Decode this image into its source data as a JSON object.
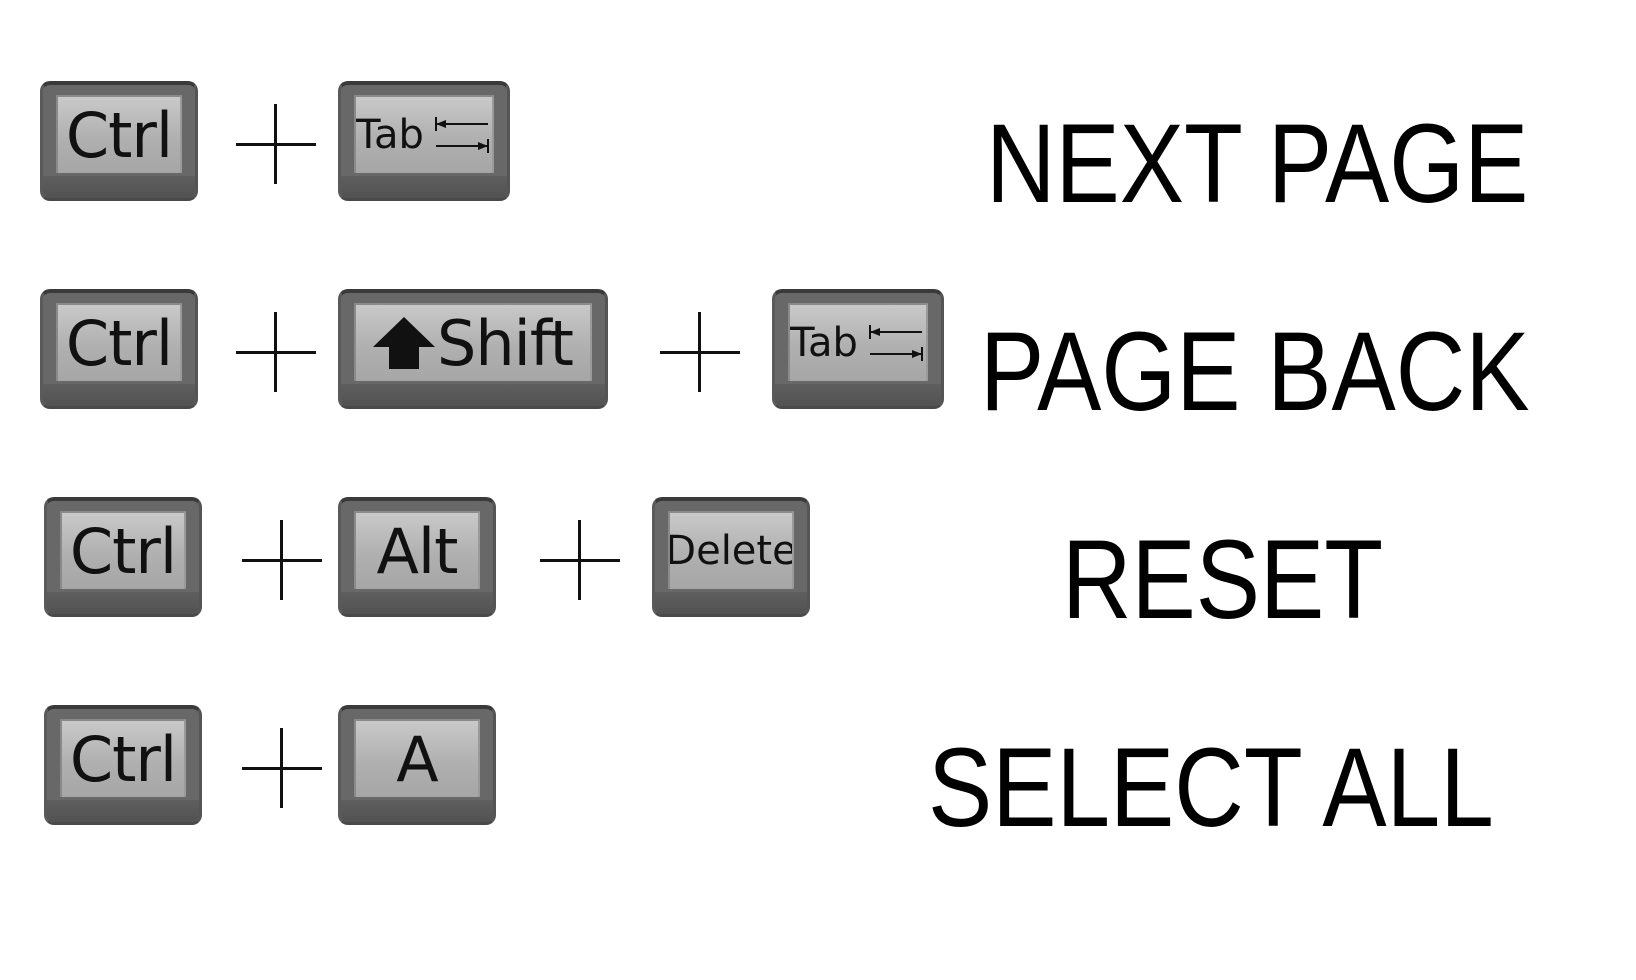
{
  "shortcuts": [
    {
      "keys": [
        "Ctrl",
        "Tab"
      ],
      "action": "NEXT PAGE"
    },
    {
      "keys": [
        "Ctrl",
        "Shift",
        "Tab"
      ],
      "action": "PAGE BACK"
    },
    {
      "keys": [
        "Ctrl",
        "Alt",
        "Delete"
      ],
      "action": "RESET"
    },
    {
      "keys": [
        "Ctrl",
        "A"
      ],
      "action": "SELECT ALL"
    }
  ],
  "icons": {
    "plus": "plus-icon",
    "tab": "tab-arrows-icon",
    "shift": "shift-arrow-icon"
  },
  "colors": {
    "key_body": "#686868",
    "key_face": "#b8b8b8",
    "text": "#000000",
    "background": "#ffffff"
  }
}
....
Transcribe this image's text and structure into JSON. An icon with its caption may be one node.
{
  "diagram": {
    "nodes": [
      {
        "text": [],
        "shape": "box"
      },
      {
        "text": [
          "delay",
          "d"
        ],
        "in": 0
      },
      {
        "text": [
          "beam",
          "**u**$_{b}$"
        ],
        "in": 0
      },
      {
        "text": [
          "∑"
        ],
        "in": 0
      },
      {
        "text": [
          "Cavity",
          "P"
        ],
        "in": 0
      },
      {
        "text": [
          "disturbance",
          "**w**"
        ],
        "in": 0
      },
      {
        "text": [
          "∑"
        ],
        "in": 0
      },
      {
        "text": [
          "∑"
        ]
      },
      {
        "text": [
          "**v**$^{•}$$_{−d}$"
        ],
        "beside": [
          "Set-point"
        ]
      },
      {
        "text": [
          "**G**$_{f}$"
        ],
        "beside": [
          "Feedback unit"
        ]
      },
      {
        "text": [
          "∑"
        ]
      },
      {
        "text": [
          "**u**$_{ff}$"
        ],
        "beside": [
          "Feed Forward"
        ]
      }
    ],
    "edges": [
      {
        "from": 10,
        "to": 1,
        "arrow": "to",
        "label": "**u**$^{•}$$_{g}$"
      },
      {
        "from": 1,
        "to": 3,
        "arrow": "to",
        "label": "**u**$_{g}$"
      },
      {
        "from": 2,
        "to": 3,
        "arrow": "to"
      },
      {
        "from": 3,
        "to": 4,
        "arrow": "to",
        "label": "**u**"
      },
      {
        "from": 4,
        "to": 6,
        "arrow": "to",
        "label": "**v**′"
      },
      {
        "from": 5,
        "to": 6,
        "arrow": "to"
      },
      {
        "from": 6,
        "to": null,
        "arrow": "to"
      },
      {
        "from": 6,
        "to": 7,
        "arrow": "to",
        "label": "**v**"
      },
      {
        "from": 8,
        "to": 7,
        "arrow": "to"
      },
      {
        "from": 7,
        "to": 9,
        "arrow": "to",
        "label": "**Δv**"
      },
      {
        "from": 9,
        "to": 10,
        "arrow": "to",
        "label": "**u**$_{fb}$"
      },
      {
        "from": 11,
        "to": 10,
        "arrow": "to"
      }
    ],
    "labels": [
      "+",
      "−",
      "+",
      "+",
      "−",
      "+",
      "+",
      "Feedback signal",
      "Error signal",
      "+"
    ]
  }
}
....
Review the material and copy each line in which the word "this" appears.

Decode this image into its source data as a JSON object.
Transcribe this image's text and structure into JSON. An icon with its caption may be one node.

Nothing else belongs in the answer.